● REQUEST:
Switch "operator-select" to "comparison-select" in everything from the start of the data down to the line containing "357, 32, 372]", and give back only those lines with all else unchanged.

● INFORMATION PROVIDED:

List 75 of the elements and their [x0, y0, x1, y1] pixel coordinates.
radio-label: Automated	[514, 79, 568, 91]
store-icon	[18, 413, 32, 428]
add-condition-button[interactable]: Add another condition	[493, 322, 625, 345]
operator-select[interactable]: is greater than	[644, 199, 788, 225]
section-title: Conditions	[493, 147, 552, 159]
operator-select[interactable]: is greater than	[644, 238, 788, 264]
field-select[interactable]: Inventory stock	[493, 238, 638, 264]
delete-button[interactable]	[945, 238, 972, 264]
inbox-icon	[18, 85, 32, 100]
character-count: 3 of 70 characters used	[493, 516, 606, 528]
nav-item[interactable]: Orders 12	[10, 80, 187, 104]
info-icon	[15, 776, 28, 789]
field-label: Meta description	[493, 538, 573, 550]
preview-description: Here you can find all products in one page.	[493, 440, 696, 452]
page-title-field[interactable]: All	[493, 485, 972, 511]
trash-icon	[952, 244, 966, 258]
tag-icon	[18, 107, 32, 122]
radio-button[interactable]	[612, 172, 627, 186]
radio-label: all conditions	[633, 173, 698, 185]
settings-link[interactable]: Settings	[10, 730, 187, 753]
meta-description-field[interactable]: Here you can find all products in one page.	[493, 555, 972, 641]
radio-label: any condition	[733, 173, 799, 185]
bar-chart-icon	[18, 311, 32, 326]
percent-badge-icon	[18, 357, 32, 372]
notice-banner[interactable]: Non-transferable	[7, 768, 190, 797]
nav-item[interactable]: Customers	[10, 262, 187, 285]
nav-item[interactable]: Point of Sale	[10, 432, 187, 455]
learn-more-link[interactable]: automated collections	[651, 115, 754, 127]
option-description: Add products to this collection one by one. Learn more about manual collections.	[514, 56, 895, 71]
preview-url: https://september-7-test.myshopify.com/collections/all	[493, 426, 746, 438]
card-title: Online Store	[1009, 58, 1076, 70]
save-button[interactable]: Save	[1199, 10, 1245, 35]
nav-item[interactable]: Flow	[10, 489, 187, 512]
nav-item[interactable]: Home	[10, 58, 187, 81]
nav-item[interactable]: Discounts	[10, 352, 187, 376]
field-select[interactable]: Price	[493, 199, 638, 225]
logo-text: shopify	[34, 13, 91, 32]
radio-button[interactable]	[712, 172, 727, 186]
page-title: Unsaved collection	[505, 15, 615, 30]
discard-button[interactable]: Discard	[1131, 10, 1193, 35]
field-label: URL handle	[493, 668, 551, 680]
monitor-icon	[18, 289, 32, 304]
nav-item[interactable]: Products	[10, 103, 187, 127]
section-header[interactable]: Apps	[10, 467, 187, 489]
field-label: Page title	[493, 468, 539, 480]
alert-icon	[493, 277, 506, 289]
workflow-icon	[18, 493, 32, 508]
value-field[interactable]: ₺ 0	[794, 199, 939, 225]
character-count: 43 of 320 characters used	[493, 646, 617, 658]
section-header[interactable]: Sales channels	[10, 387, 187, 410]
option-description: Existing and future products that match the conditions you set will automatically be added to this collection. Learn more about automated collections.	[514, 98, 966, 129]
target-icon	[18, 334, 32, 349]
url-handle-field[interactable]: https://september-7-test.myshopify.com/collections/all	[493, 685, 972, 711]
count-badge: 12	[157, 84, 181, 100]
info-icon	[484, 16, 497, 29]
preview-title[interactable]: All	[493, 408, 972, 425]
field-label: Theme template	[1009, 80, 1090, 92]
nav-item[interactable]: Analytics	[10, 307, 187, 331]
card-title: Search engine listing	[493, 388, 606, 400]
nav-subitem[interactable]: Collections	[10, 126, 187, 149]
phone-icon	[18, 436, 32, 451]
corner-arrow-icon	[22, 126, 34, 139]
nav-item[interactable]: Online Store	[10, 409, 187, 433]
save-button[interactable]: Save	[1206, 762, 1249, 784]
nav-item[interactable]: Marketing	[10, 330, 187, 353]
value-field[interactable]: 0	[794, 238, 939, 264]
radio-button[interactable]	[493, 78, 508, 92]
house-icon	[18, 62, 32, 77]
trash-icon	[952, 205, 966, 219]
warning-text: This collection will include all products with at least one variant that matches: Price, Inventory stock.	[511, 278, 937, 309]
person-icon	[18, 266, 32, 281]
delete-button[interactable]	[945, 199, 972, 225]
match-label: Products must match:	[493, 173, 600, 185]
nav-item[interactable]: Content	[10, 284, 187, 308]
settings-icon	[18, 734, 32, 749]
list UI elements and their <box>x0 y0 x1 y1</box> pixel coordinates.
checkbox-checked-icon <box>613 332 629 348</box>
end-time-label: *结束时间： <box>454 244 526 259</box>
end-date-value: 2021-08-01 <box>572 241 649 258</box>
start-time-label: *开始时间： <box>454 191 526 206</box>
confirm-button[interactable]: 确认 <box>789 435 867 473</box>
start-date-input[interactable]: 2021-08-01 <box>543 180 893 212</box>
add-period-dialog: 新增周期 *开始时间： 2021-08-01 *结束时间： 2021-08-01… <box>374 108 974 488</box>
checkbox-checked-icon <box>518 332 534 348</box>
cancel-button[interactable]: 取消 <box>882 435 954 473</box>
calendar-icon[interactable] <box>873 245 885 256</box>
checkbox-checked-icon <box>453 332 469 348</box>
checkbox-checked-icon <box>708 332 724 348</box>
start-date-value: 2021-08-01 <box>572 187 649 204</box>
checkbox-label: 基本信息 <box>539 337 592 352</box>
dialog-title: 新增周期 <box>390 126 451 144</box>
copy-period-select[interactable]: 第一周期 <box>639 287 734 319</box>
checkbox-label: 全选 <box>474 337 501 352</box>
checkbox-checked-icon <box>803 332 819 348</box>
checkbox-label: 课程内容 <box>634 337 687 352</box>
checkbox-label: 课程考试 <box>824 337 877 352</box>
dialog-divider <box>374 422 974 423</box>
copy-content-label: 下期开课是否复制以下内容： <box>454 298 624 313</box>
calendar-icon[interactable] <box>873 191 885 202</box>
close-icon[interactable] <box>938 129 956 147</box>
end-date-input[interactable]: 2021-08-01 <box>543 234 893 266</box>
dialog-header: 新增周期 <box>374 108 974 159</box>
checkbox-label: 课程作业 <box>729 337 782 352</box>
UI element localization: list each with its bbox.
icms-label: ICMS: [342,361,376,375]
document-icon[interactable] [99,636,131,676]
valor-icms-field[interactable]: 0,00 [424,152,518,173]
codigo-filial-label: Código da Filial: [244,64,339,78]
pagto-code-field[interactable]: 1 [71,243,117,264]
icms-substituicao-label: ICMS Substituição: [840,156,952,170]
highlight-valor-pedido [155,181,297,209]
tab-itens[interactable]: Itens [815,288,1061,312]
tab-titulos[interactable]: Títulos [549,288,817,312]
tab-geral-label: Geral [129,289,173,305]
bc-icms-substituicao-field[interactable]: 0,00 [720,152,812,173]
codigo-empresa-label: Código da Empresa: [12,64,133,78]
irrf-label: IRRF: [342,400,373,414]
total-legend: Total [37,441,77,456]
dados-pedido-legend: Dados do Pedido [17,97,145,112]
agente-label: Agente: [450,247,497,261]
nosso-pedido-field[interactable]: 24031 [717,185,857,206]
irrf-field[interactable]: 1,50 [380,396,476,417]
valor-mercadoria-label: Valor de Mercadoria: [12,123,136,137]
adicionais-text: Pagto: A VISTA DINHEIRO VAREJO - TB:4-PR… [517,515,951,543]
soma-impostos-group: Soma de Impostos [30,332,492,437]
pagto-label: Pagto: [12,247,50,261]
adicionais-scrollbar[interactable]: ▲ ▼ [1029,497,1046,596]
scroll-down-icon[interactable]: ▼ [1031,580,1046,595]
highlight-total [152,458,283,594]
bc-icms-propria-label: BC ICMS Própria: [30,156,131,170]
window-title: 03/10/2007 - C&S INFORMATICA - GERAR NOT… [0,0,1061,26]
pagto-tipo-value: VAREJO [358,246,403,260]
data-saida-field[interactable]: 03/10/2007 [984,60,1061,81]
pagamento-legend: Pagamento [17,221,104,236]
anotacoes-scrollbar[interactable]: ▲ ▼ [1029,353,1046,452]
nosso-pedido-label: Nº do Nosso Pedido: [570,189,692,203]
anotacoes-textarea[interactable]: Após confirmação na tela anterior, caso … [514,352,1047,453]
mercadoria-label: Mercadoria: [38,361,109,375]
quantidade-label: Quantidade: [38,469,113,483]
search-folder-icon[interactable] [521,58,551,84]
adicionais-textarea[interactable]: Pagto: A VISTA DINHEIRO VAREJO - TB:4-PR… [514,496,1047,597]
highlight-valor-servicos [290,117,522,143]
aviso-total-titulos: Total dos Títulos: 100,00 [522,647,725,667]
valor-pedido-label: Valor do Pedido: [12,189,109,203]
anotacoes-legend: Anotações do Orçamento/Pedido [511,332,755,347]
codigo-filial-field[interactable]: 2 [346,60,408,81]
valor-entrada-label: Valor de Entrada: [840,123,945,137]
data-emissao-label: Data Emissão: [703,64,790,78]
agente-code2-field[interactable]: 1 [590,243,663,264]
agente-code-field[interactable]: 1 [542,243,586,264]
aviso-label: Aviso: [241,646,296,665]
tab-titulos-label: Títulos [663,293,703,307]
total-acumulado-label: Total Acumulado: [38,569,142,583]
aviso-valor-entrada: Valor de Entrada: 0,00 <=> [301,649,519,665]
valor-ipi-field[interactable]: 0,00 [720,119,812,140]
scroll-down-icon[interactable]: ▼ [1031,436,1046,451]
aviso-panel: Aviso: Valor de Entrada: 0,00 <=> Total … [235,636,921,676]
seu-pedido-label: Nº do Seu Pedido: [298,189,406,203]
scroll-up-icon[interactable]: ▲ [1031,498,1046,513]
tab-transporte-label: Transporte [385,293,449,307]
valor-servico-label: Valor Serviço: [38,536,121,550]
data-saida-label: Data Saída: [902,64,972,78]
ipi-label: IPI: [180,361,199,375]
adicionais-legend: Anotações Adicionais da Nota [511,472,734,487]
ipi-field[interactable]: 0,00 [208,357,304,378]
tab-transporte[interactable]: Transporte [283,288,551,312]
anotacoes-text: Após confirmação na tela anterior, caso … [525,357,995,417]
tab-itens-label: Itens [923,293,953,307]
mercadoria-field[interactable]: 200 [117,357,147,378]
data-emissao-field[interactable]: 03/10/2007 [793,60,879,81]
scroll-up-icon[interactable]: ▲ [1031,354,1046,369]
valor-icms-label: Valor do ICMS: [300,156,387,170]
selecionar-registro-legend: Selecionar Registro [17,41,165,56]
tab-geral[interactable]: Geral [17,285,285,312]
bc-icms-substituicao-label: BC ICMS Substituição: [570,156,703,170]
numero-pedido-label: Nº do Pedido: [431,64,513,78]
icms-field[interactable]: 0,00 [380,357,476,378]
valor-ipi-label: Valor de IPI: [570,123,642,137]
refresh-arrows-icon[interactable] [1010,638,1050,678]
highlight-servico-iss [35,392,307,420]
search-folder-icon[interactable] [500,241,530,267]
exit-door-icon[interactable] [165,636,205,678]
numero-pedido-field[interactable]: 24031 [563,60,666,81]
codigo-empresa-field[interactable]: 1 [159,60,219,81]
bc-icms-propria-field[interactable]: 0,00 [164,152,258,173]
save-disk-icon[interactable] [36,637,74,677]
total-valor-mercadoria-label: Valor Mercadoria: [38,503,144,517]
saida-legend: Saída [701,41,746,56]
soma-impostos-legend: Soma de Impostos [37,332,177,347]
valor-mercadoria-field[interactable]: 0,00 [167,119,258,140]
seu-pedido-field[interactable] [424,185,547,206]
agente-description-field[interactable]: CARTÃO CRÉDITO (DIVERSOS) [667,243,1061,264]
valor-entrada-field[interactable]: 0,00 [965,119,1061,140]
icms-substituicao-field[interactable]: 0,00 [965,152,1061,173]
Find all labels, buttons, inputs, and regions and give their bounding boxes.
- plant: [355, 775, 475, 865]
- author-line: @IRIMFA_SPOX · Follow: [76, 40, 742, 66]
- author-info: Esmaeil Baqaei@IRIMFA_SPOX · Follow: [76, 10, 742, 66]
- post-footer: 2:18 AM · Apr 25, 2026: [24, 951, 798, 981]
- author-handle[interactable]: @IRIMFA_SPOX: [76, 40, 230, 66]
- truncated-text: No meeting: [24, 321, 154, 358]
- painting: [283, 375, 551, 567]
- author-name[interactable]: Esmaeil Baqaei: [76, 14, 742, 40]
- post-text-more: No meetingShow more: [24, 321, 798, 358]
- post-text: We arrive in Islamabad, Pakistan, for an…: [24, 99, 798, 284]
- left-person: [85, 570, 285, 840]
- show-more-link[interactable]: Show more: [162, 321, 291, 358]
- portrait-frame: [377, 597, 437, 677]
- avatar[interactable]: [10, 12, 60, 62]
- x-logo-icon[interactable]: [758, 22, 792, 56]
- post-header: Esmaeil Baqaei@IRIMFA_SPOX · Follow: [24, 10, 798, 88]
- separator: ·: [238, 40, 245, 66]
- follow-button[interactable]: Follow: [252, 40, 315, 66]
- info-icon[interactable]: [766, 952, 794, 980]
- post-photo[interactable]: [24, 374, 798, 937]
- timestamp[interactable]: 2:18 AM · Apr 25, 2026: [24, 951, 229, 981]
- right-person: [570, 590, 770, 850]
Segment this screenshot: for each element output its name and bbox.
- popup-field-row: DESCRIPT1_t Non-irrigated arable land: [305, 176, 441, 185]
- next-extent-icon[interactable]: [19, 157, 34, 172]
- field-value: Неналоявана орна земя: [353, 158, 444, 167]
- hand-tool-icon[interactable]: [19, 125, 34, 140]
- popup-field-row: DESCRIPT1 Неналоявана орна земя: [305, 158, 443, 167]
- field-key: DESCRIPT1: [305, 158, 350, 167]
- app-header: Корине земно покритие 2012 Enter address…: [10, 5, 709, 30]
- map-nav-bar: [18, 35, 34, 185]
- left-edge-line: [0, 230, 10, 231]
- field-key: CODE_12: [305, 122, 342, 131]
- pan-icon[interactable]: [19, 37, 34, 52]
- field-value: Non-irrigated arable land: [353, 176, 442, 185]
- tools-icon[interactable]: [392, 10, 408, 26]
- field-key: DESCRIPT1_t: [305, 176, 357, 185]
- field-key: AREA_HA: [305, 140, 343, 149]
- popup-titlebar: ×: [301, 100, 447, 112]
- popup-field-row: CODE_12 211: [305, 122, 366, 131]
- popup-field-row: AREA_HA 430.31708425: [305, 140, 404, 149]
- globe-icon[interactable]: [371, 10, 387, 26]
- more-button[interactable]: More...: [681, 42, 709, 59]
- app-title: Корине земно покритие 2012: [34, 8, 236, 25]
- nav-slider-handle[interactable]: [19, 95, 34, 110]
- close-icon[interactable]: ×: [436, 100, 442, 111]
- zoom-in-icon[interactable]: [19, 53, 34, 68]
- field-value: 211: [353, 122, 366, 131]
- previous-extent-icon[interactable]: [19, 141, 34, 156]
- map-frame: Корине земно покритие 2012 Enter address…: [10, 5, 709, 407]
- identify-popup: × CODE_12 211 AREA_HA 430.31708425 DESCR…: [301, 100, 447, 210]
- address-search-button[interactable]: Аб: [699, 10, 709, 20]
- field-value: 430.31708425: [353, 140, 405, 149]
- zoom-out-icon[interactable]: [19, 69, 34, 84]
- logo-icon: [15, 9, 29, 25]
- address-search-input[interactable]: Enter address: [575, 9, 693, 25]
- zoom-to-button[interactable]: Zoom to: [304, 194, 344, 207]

● EXERCISE RESPONSE:
List 75 of the elements and their [x0, y0, x1, y1] pixel coordinates.
radio-label: Automated	[514, 79, 568, 91]
store-icon	[18, 413, 32, 428]
add-condition-button[interactable]: Add another condition	[493, 322, 625, 345]
comparison-select[interactable]: is greater than	[644, 199, 788, 225]
section-title: Conditions	[493, 147, 552, 159]
comparison-select[interactable]: is greater than	[644, 238, 788, 264]
field-select[interactable]: Inventory stock	[493, 238, 638, 264]
delete-button[interactable]	[945, 238, 972, 264]
inbox-icon	[18, 85, 32, 100]
character-count: 3 of 70 characters used	[493, 516, 606, 528]
nav-item[interactable]: Orders 12	[10, 80, 187, 104]
info-icon	[15, 776, 28, 789]
field-label: Meta description	[493, 538, 573, 550]
preview-description: Here you can find all products in one page.	[493, 440, 696, 452]
page-title-field[interactable]: All	[493, 485, 972, 511]
trash-icon	[952, 244, 966, 258]
tag-icon	[18, 107, 32, 122]
radio-button[interactable]	[612, 172, 627, 186]
radio-label: all conditions	[633, 173, 698, 185]
settings-link[interactable]: Settings	[10, 730, 187, 753]
meta-description-field[interactable]: Here you can find all products in one page.	[493, 555, 972, 641]
radio-label: any condition	[733, 173, 799, 185]
bar-chart-icon	[18, 311, 32, 326]
percent-badge-icon	[18, 357, 32, 372]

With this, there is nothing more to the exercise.